Exercise aim —
Write out the data below exactly as it appears, line for line, but leave out the pictures.

Material for this exercise —
☆ ☆ ☆
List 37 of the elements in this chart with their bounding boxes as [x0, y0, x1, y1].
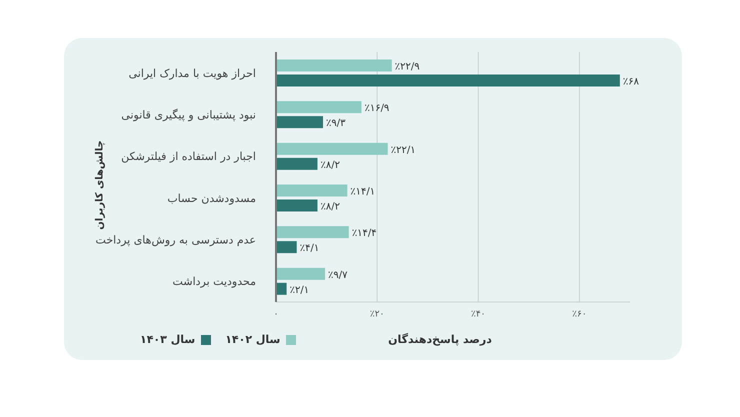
data-label: ٪۱۶/۹ [364, 103, 390, 114]
data-label: ٪۲۲/۱ [390, 144, 416, 156]
bar [276, 74, 620, 86]
y-tick-label: اجبار در استفاده از فیلترشکن [121, 150, 256, 164]
data-label: ٪۸/۲ [320, 202, 340, 212]
data-label: ٪۹/۷ [328, 270, 348, 281]
data-label: ٪۹/۳ [326, 118, 346, 130]
bar [276, 241, 297, 254]
y-tick-label: محدودیت برداشت [172, 275, 256, 288]
bar [276, 268, 326, 280]
data-label: ٪۸/۲ [320, 160, 340, 171]
y-tick-label: مسدودشدن حساب [167, 192, 256, 205]
x-tick-label: ٪۴۰ [471, 309, 486, 320]
data-label: ٪۲۲/۹ [394, 62, 420, 72]
data-label: ٪۲/۱ [290, 284, 310, 296]
bar [276, 142, 388, 155]
x-tick-label: ۰ [274, 309, 278, 320]
bar [276, 226, 349, 238]
y-tick-label: عدم دسترسی به روش‌های پرداخت [96, 234, 256, 246]
legend-label: سال ۱۴۰۳ [140, 333, 196, 346]
y-tick-label: احراز هویت با مدارک ایرانی [128, 66, 256, 80]
bar [276, 184, 348, 196]
y-axis-title: چالش‌های کاربران [94, 140, 106, 230]
bar [276, 158, 318, 170]
x-tick-label: ٪۲۰ [370, 309, 384, 320]
x-axis-title: درصد پاسخ‌دهندگان [388, 333, 492, 346]
bar [276, 60, 392, 72]
bar [276, 200, 318, 212]
bar [276, 116, 324, 128]
data-label: ٪۶۸ [622, 76, 640, 88]
data-label: ٪۴/۱ [300, 243, 320, 254]
y-tick-label: نبود پشتیبانی و پیگیری قانونی [121, 108, 256, 122]
data-label: ٪۱۴/۴ [352, 228, 377, 240]
x-tick-label: ٪۶۰ [572, 309, 587, 320]
bar [276, 101, 362, 114]
data-label: ٪۱۴/۱ [350, 186, 376, 198]
legend-label: سال ۱۴۰۲ [225, 333, 280, 346]
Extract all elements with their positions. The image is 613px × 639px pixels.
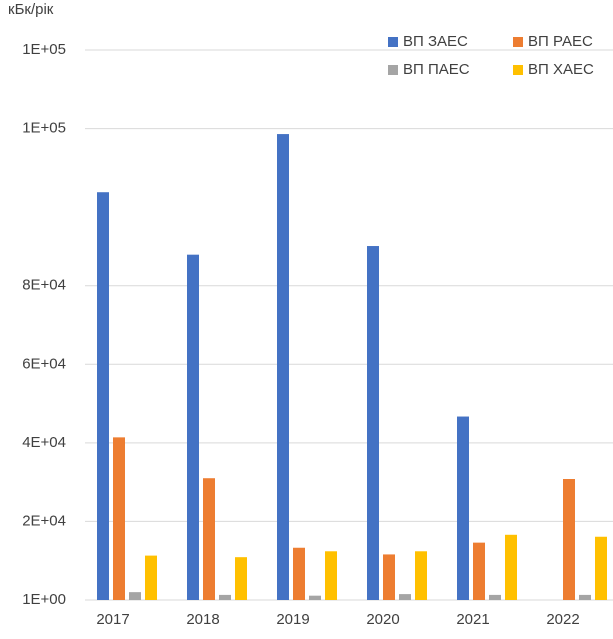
☆ ☆ ☆
Result of this task —
List 37 of the elements in this chart with their bounding boxes as [x0, y0, x1, y1].
data-label: ٪۱۶/۹ [364, 103, 390, 114]
data-label: ٪۲۲/۱ [390, 144, 416, 156]
bar [276, 74, 620, 86]
y-tick-label: اجبار در استفاده از فیلترشکن [121, 150, 256, 164]
data-label: ٪۸/۲ [320, 202, 340, 212]
data-label: ٪۹/۷ [328, 270, 348, 281]
data-label: ٪۹/۳ [326, 118, 346, 130]
bar [276, 241, 297, 254]
y-tick-label: محدودیت برداشت [172, 275, 256, 288]
bar [276, 268, 326, 280]
data-label: ٪۸/۲ [320, 160, 340, 171]
y-tick-label: مسدودشدن حساب [167, 192, 256, 205]
x-tick-label: ٪۴۰ [471, 309, 486, 320]
data-label: ٪۲۲/۹ [394, 62, 420, 72]
data-label: ٪۲/۱ [290, 284, 310, 296]
bar [276, 142, 388, 155]
x-tick-label: ۰ [274, 309, 278, 320]
bar [276, 226, 349, 238]
y-tick-label: عدم دسترسی به روش‌های پرداخت [96, 234, 256, 246]
legend-label: سال ۱۴۰۳ [140, 333, 196, 346]
y-tick-label: احراز هویت با مدارک ایرانی [128, 66, 256, 80]
bar [276, 184, 348, 196]
y-axis-title: چالش‌های کاربران [94, 140, 106, 230]
bar [276, 158, 318, 170]
x-tick-label: ٪۲۰ [370, 309, 384, 320]
x-axis-title: درصد پاسخ‌دهندگان [388, 333, 492, 346]
bar [276, 60, 392, 72]
bar [276, 200, 318, 212]
bar [276, 116, 324, 128]
data-label: ٪۶۸ [622, 76, 640, 88]
data-label: ٪۴/۱ [300, 243, 320, 254]
y-tick-label: نبود پشتیبانی و پیگیری قانونی [121, 108, 256, 122]
data-label: ٪۱۴/۴ [352, 228, 377, 240]
x-tick-label: ٪۶۰ [572, 309, 587, 320]
bar [276, 101, 362, 114]
data-label: ٪۱۴/۱ [350, 186, 376, 198]
legend-label: سال ۱۴۰۲ [225, 333, 280, 346]
Extract all elements with their positions. The image is 613px × 639px pixels.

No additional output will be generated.